_Set exercise_
Write out the listing below again, precisely as it is given.

_Data to use_

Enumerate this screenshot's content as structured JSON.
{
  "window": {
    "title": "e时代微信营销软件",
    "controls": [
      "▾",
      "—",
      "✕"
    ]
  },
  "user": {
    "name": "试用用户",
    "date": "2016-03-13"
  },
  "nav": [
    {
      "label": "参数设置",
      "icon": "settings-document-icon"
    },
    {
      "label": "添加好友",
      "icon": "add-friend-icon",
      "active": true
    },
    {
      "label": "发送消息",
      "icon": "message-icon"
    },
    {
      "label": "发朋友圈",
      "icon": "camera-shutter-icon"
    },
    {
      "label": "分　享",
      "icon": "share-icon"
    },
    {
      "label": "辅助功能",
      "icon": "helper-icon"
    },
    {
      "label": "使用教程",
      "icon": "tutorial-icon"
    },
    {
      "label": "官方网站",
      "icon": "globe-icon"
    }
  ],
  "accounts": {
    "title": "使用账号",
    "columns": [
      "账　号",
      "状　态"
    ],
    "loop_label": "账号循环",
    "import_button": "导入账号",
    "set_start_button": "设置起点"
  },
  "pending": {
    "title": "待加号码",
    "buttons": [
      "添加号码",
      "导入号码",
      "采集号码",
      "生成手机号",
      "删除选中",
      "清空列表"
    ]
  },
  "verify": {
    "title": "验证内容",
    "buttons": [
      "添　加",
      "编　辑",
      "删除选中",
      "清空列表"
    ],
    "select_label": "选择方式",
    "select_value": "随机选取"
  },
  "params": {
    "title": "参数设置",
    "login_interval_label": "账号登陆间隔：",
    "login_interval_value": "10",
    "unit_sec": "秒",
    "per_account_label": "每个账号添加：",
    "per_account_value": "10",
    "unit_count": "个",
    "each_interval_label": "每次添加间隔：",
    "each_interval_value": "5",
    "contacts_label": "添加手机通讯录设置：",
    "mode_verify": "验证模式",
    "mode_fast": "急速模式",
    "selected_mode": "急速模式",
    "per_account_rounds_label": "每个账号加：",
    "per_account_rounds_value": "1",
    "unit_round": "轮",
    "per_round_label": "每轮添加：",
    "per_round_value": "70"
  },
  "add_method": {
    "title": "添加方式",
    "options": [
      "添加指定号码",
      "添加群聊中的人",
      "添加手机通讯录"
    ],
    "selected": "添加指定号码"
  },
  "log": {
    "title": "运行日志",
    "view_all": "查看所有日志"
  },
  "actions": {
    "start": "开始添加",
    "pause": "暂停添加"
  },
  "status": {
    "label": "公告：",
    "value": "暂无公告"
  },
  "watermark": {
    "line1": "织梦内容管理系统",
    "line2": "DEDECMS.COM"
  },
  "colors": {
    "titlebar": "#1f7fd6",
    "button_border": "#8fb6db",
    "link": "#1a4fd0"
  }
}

_Task output_
Enumerate this screenshot's content as structured JSON.
{
  "window": {
    "title": "e时代微信营销软件",
    "controls": [
      "▾",
      "—",
      "✕"
    ]
  },
  "user": {
    "name": "试用用户",
    "date": "2016-03-13"
  },
  "nav": [
    {
      "label": "参数设置",
      "icon": "settings-document-icon"
    },
    {
      "label": "添加好友",
      "icon": "add-friend-icon",
      "active": true
    },
    {
      "label": "发送消息",
      "icon": "message-icon"
    },
    {
      "label": "发朋友圈",
      "icon": "camera-shutter-icon"
    },
    {
      "label": "分　享",
      "icon": "share-icon"
    },
    {
      "label": "辅助功能",
      "icon": "helper-icon"
    },
    {
      "label": "使用教程",
      "icon": "tutorial-icon"
    },
    {
      "label": "官方网站",
      "icon": "globe-icon"
    }
  ],
  "accounts": {
    "title": "使用账号",
    "columns": [
      "账　号",
      "状　态"
    ],
    "loop_label": "账号循环",
    "import_button": "导入账号",
    "set_start_button": "设置起点"
  },
  "pending": {
    "title": "待加号码",
    "buttons": [
      "添加号码",
      "导入号码",
      "采集号码",
      "生成手机号",
      "删除选中",
      "清空列表"
    ]
  },
  "verify": {
    "title": "验证内容",
    "buttons": [
      "添　加",
      "编　辑",
      "删除选中",
      "清空列表"
    ],
    "select_label": "选择方式",
    "select_value": "随机选取"
  },
  "params": {
    "title": "参数设置",
    "login_interval_label": "账号登陆间隔：",
    "login_interval_value": "10",
    "unit_sec": "秒",
    "per_account_label": "每个账号添加：",
    "per_account_value": "10",
    "unit_count": "个",
    "each_interval_label": "每次添加间隔：",
    "each_interval_value": "5",
    "contacts_label": "添加手机通讯录设置：",
    "mode_verify": "验证模式",
    "mode_fast": "急速模式",
    "selected_mode": "急速模式",
    "per_account_rounds_label": "每个账号加：",
    "per_account_rounds_value": "1",
    "unit_round": "轮",
    "per_round_label": "每轮添加：",
    "per_round_value": "70"
  },
  "add_method": {
    "title": "添加方式",
    "options": [
      "添加指定号码",
      "添加群聊中的人",
      "添加手机通讯录"
    ],
    "selected": "添加指定号码"
  },
  "log": {
    "title": "运行日志",
    "view_all": "查看所有日志"
  },
  "actions": {
    "start": "开始添加",
    "pause": "暂停添加"
  },
  "status": {
    "label": "公告：",
    "value": "暂无公告"
  },
  "watermark": {
    "line1": "织梦内容管理系统",
    "line2": "DEDECMS.COM"
  },
  "colors": {
    "titlebar": "#1f7fd6",
    "button_border": "#8fb6db",
    "link": "#1a4fd0"
  }
}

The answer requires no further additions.